Work to do: Pull out every line of the listing below where "people" appears.

Records to use:
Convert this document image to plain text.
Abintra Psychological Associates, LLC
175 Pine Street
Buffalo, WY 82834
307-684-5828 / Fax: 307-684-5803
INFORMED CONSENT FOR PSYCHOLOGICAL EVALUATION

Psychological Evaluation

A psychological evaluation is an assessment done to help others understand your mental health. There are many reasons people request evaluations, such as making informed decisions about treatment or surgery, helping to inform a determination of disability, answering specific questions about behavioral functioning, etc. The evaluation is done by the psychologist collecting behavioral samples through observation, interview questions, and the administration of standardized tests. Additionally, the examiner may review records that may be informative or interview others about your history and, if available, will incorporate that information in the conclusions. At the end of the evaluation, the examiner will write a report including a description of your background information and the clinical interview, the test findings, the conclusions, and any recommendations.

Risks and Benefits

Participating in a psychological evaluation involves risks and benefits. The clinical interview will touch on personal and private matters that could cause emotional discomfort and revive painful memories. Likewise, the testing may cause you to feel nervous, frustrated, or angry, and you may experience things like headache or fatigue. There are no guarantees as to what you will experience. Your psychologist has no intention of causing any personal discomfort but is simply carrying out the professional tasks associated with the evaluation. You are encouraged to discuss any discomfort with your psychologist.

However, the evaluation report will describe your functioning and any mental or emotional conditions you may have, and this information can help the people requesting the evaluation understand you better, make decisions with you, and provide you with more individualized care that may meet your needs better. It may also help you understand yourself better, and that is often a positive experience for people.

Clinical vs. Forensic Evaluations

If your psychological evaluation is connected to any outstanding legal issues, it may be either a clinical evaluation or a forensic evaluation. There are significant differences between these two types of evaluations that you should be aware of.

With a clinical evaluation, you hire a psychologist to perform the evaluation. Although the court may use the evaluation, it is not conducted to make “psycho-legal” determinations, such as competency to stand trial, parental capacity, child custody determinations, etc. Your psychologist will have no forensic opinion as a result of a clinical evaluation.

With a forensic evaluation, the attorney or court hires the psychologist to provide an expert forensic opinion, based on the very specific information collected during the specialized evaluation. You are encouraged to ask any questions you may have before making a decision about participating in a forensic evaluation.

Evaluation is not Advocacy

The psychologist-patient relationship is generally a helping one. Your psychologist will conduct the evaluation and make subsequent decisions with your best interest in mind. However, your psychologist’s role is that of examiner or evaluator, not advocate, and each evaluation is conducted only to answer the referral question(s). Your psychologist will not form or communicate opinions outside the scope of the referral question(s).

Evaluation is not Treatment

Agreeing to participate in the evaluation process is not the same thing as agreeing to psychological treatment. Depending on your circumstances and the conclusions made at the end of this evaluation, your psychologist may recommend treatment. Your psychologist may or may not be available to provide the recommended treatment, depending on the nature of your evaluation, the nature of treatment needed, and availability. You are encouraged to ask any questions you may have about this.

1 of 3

Task solution:
A psychological evaluation is an assessment done to help others understand your mental health. There are many reasons people request evaluations, such as making informed decisions about treatment or surgery, helping to inform a determination of disability, answering specific questions about behavioral functioning, etc. The evaluation is done by the psychologist collecting behavioral samples through observation, interview questions, and the administration of standardized tests. Additionally, the examiner may review records that may be informative or interview others about your history and, if available, will incorporate that information in the conclusions. At the end of the evaluation, the examiner will write a report including a description of your background information and the clinical interview, the test findings, the conclusions, and any recommendations.
However, the evaluation report will describe your functioning and any mental or emotional conditions you may have, and this information can help the people requesting the evaluation understand you better, make decisions with you, and provide you with more individualized care that may meet your needs better. It may also help you understand yourself better, and that is often a positive experience for people.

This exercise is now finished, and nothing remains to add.